--- Begin DATA FOR PROCESSING ---
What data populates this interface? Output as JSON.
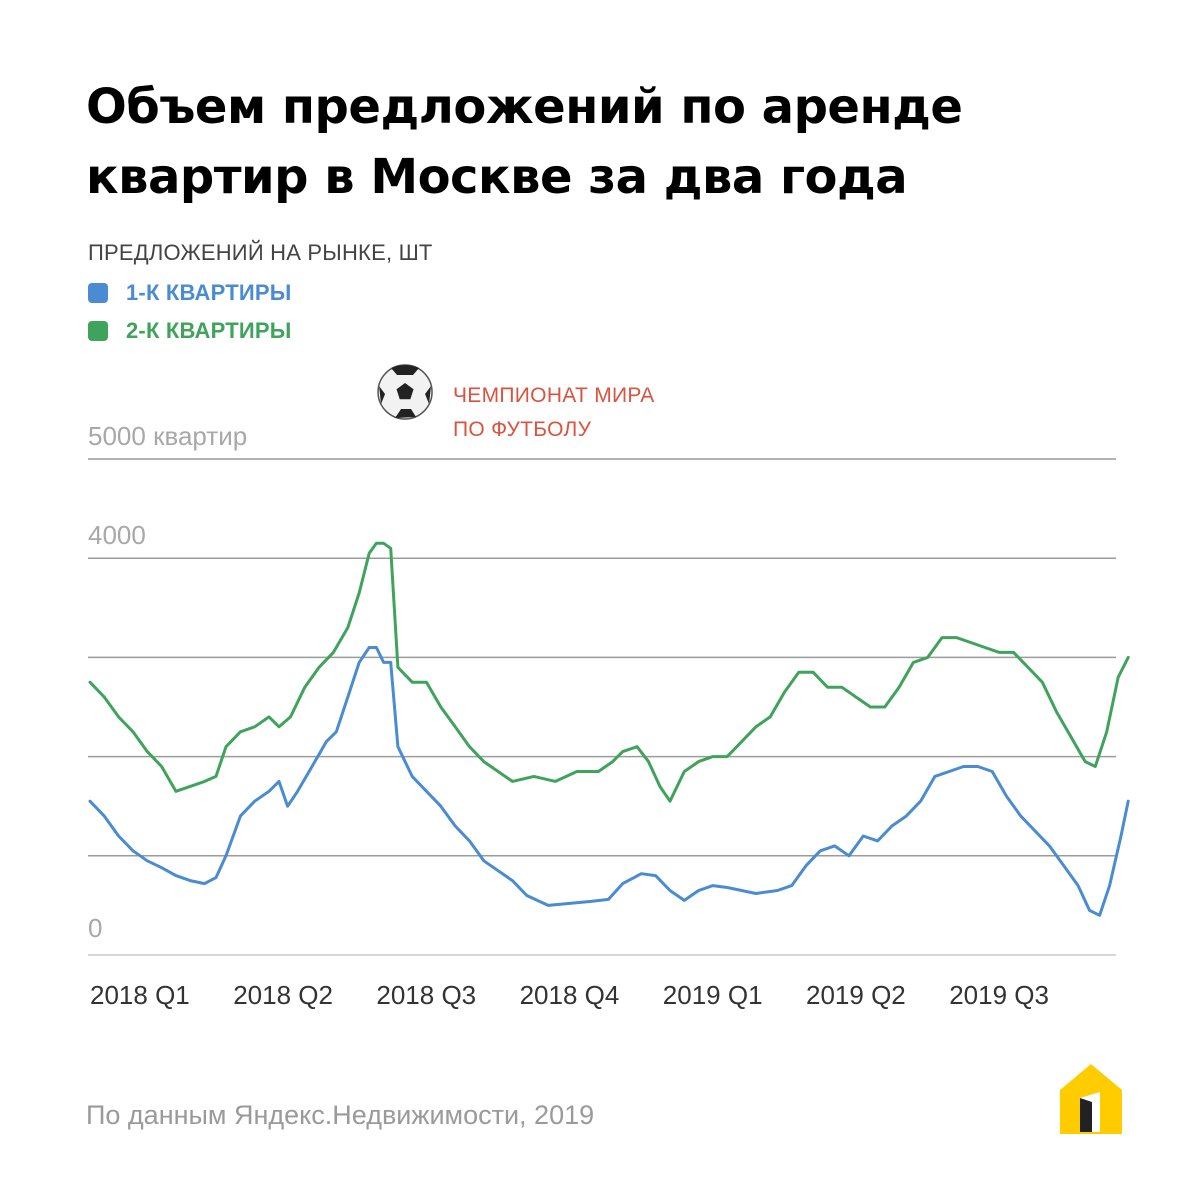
{
  "title_line1": "Объем предложений по аренде",
  "title_line2": "квартир в Москве за два года",
  "subtitle": "ПРЕДЛОЖЕНИЙ НА РЫНКЕ, ШТ",
  "source": "По данным Яндекс.Недвижимости, 2019",
  "logo_icon": "yandex-realty-house-icon",
  "chart_data": {
    "type": "line",
    "title": "Объем предложений по аренде квартир в Москве за два года",
    "ylabel": "ПРЕДЛОЖЕНИЙ НА РЫНКЕ, ШТ",
    "ylim": [
      0,
      5000
    ],
    "grid": true,
    "legend_position": "top-left",
    "y_ticks": [
      {
        "value": 5000,
        "label": "5000 квартир"
      },
      {
        "value": 4000,
        "label": "4000"
      },
      {
        "value": 0,
        "label": "0"
      }
    ],
    "y_gridlines": [
      1000,
      2000,
      3000,
      4000,
      5000
    ],
    "x_range": [
      0,
      7.3
    ],
    "x_ticks": [
      {
        "pos": 0,
        "label": "2018 Q1"
      },
      {
        "pos": 1,
        "label": "2018 Q2"
      },
      {
        "pos": 2,
        "label": "2018 Q3"
      },
      {
        "pos": 3,
        "label": "2018 Q4"
      },
      {
        "pos": 4,
        "label": "2019 Q1"
      },
      {
        "pos": 5,
        "label": "2019 Q2"
      },
      {
        "pos": 6,
        "label": "2019 Q3"
      }
    ],
    "annotation": {
      "line1": "ЧЕМПИОНАТ МИРА",
      "line2": "ПО ФУТБОЛУ",
      "icon": "soccer-ball-icon",
      "x": 2.2
    },
    "series": [
      {
        "name": "1-К КВАРТИРЫ",
        "color": "#4a8bd1",
        "points": [
          [
            0.0,
            1550
          ],
          [
            0.1,
            1400
          ],
          [
            0.2,
            1200
          ],
          [
            0.3,
            1050
          ],
          [
            0.4,
            950
          ],
          [
            0.5,
            880
          ],
          [
            0.6,
            800
          ],
          [
            0.7,
            750
          ],
          [
            0.8,
            720
          ],
          [
            0.88,
            780
          ],
          [
            0.95,
            1000
          ],
          [
            1.05,
            1400
          ],
          [
            1.15,
            1550
          ],
          [
            1.25,
            1650
          ],
          [
            1.32,
            1750
          ],
          [
            1.38,
            1500
          ],
          [
            1.45,
            1650
          ],
          [
            1.55,
            1900
          ],
          [
            1.65,
            2150
          ],
          [
            1.72,
            2250
          ],
          [
            1.8,
            2600
          ],
          [
            1.88,
            2950
          ],
          [
            1.95,
            3100
          ],
          [
            2.0,
            3100
          ],
          [
            2.05,
            2950
          ],
          [
            2.1,
            2950
          ],
          [
            2.15,
            2100
          ],
          [
            2.25,
            1800
          ],
          [
            2.35,
            1650
          ],
          [
            2.45,
            1500
          ],
          [
            2.55,
            1300
          ],
          [
            2.65,
            1150
          ],
          [
            2.75,
            950
          ],
          [
            2.85,
            850
          ],
          [
            2.95,
            750
          ],
          [
            3.05,
            600
          ],
          [
            3.2,
            500
          ],
          [
            3.35,
            520
          ],
          [
            3.5,
            540
          ],
          [
            3.62,
            560
          ],
          [
            3.72,
            720
          ],
          [
            3.85,
            820
          ],
          [
            3.95,
            800
          ],
          [
            4.05,
            650
          ],
          [
            4.15,
            550
          ],
          [
            4.25,
            650
          ],
          [
            4.35,
            700
          ],
          [
            4.45,
            680
          ],
          [
            4.55,
            650
          ],
          [
            4.65,
            620
          ],
          [
            4.8,
            650
          ],
          [
            4.9,
            700
          ],
          [
            5.0,
            900
          ],
          [
            5.1,
            1050
          ],
          [
            5.2,
            1100
          ],
          [
            5.3,
            1000
          ],
          [
            5.4,
            1200
          ],
          [
            5.5,
            1150
          ],
          [
            5.6,
            1300
          ],
          [
            5.7,
            1400
          ],
          [
            5.8,
            1550
          ],
          [
            5.9,
            1800
          ],
          [
            6.0,
            1850
          ],
          [
            6.1,
            1900
          ],
          [
            6.2,
            1900
          ],
          [
            6.3,
            1850
          ],
          [
            6.4,
            1600
          ],
          [
            6.5,
            1400
          ],
          [
            6.6,
            1250
          ],
          [
            6.7,
            1100
          ],
          [
            6.8,
            900
          ],
          [
            6.9,
            700
          ],
          [
            6.98,
            450
          ],
          [
            7.05,
            400
          ],
          [
            7.12,
            700
          ],
          [
            7.2,
            1200
          ],
          [
            7.25,
            1550
          ]
        ]
      },
      {
        "name": "2-К КВАРТИРЫ",
        "color": "#3fa35c",
        "points": [
          [
            0.0,
            2750
          ],
          [
            0.1,
            2600
          ],
          [
            0.2,
            2400
          ],
          [
            0.3,
            2250
          ],
          [
            0.4,
            2050
          ],
          [
            0.5,
            1900
          ],
          [
            0.6,
            1650
          ],
          [
            0.7,
            1700
          ],
          [
            0.8,
            1750
          ],
          [
            0.88,
            1800
          ],
          [
            0.95,
            2100
          ],
          [
            1.05,
            2250
          ],
          [
            1.15,
            2300
          ],
          [
            1.25,
            2400
          ],
          [
            1.32,
            2300
          ],
          [
            1.4,
            2400
          ],
          [
            1.5,
            2700
          ],
          [
            1.6,
            2900
          ],
          [
            1.7,
            3050
          ],
          [
            1.8,
            3300
          ],
          [
            1.88,
            3650
          ],
          [
            1.95,
            4050
          ],
          [
            2.0,
            4150
          ],
          [
            2.05,
            4150
          ],
          [
            2.1,
            4100
          ],
          [
            2.15,
            2900
          ],
          [
            2.25,
            2750
          ],
          [
            2.35,
            2750
          ],
          [
            2.45,
            2500
          ],
          [
            2.55,
            2300
          ],
          [
            2.65,
            2100
          ],
          [
            2.75,
            1950
          ],
          [
            2.85,
            1850
          ],
          [
            2.95,
            1750
          ],
          [
            3.1,
            1800
          ],
          [
            3.25,
            1750
          ],
          [
            3.4,
            1850
          ],
          [
            3.55,
            1850
          ],
          [
            3.65,
            1950
          ],
          [
            3.72,
            2050
          ],
          [
            3.82,
            2100
          ],
          [
            3.9,
            1950
          ],
          [
            3.98,
            1700
          ],
          [
            4.05,
            1550
          ],
          [
            4.15,
            1850
          ],
          [
            4.25,
            1950
          ],
          [
            4.35,
            2000
          ],
          [
            4.45,
            2000
          ],
          [
            4.55,
            2150
          ],
          [
            4.65,
            2300
          ],
          [
            4.75,
            2400
          ],
          [
            4.85,
            2650
          ],
          [
            4.95,
            2850
          ],
          [
            5.05,
            2850
          ],
          [
            5.15,
            2700
          ],
          [
            5.25,
            2700
          ],
          [
            5.35,
            2600
          ],
          [
            5.45,
            2500
          ],
          [
            5.55,
            2500
          ],
          [
            5.65,
            2700
          ],
          [
            5.75,
            2950
          ],
          [
            5.85,
            3000
          ],
          [
            5.95,
            3200
          ],
          [
            6.05,
            3200
          ],
          [
            6.15,
            3150
          ],
          [
            6.25,
            3100
          ],
          [
            6.35,
            3050
          ],
          [
            6.45,
            3050
          ],
          [
            6.55,
            2900
          ],
          [
            6.65,
            2750
          ],
          [
            6.75,
            2450
          ],
          [
            6.85,
            2200
          ],
          [
            6.95,
            1950
          ],
          [
            7.02,
            1900
          ],
          [
            7.1,
            2250
          ],
          [
            7.18,
            2800
          ],
          [
            7.25,
            3000
          ]
        ]
      }
    ]
  }
}
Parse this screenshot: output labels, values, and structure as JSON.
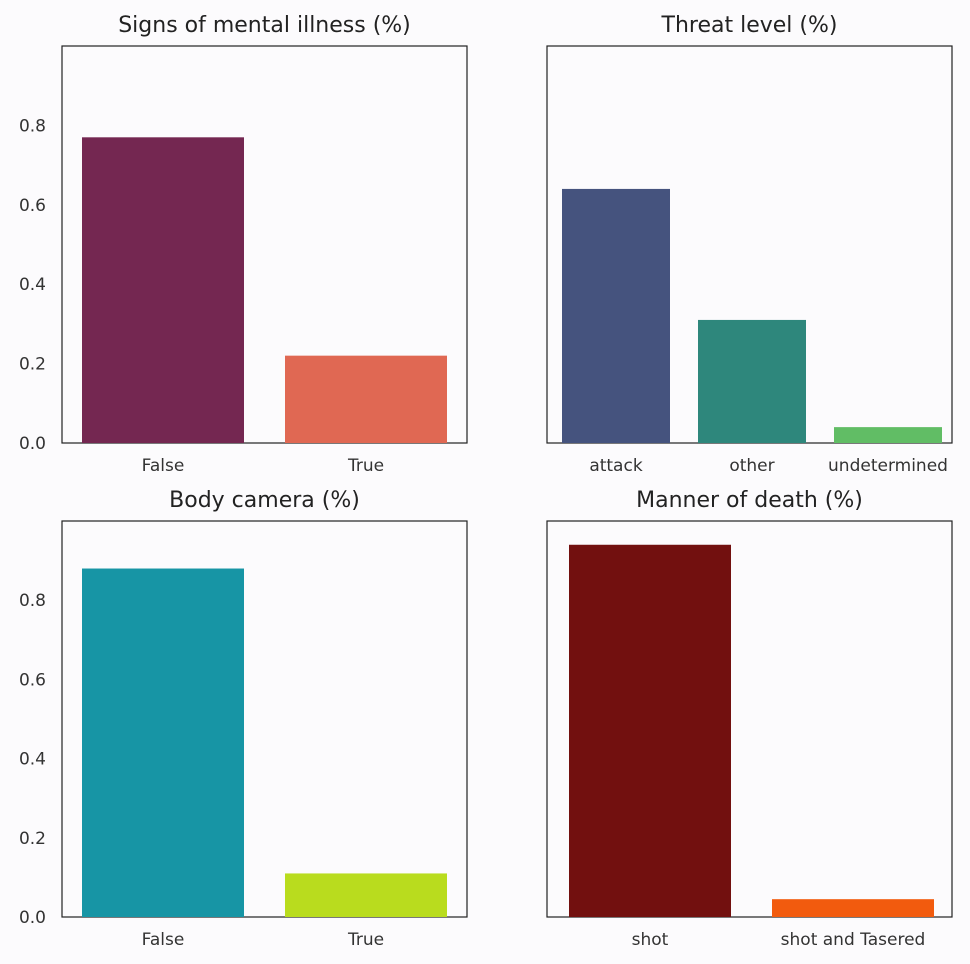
{
  "chart_data": [
    {
      "type": "bar",
      "title": "Signs of mental illness (%)",
      "categories": [
        "False",
        "True"
      ],
      "values": [
        0.77,
        0.22
      ],
      "colors": [
        "#742751",
        "#e06853"
      ],
      "ylim": [
        0,
        1.0
      ],
      "yticks": [
        "0.0",
        "0.2",
        "0.4",
        "0.6",
        "0.8"
      ],
      "xlabel": "",
      "ylabel": ""
    },
    {
      "type": "bar",
      "title": "Threat level (%)",
      "categories": [
        "attack",
        "other",
        "undetermined"
      ],
      "values": [
        0.64,
        0.31,
        0.04
      ],
      "colors": [
        "#45537e",
        "#2e877c",
        "#61bd65"
      ],
      "ylim": [
        0,
        1.0
      ],
      "yticks": [],
      "xlabel": "",
      "ylabel": ""
    },
    {
      "type": "bar",
      "title": "Body camera (%)",
      "categories": [
        "False",
        "True"
      ],
      "values": [
        0.88,
        0.11
      ],
      "colors": [
        "#1795a5",
        "#b9dc1e"
      ],
      "ylim": [
        0,
        1.0
      ],
      "yticks": [
        "0.0",
        "0.2",
        "0.4",
        "0.6",
        "0.8"
      ],
      "xlabel": "",
      "ylabel": ""
    },
    {
      "type": "bar",
      "title": "Manner of death (%)",
      "categories": [
        "shot",
        "shot and Tasered"
      ],
      "values": [
        0.94,
        0.045
      ],
      "colors": [
        "#72100f",
        "#f25b0e"
      ],
      "ylim": [
        0,
        1.0
      ],
      "yticks": [],
      "xlabel": "",
      "ylabel": ""
    }
  ]
}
--- End DATA FOR PROCESSING ---
[GIVEN TASK]
Nothing but the lines from the line containing "Parse this screenshot: output" through the last line of the records above is to be extracted, exactly and with no pictures.

[FINAL RESULT]
Parse this screenshot: output labels, values, and structure as JSON.
{
  "chart_data": [
    {
      "type": "bar",
      "title": "Signs of mental illness (%)",
      "categories": [
        "False",
        "True"
      ],
      "values": [
        0.77,
        0.22
      ],
      "colors": [
        "#742751",
        "#e06853"
      ],
      "ylim": [
        0,
        1.0
      ],
      "yticks": [
        "0.0",
        "0.2",
        "0.4",
        "0.6",
        "0.8"
      ],
      "xlabel": "",
      "ylabel": ""
    },
    {
      "type": "bar",
      "title": "Threat level (%)",
      "categories": [
        "attack",
        "other",
        "undetermined"
      ],
      "values": [
        0.64,
        0.31,
        0.04
      ],
      "colors": [
        "#45537e",
        "#2e877c",
        "#61bd65"
      ],
      "ylim": [
        0,
        1.0
      ],
      "yticks": [],
      "xlabel": "",
      "ylabel": ""
    },
    {
      "type": "bar",
      "title": "Body camera (%)",
      "categories": [
        "False",
        "True"
      ],
      "values": [
        0.88,
        0.11
      ],
      "colors": [
        "#1795a5",
        "#b9dc1e"
      ],
      "ylim": [
        0,
        1.0
      ],
      "yticks": [
        "0.0",
        "0.2",
        "0.4",
        "0.6",
        "0.8"
      ],
      "xlabel": "",
      "ylabel": ""
    },
    {
      "type": "bar",
      "title": "Manner of death (%)",
      "categories": [
        "shot",
        "shot and Tasered"
      ],
      "values": [
        0.94,
        0.045
      ],
      "colors": [
        "#72100f",
        "#f25b0e"
      ],
      "ylim": [
        0,
        1.0
      ],
      "yticks": [],
      "xlabel": "",
      "ylabel": ""
    }
  ]
}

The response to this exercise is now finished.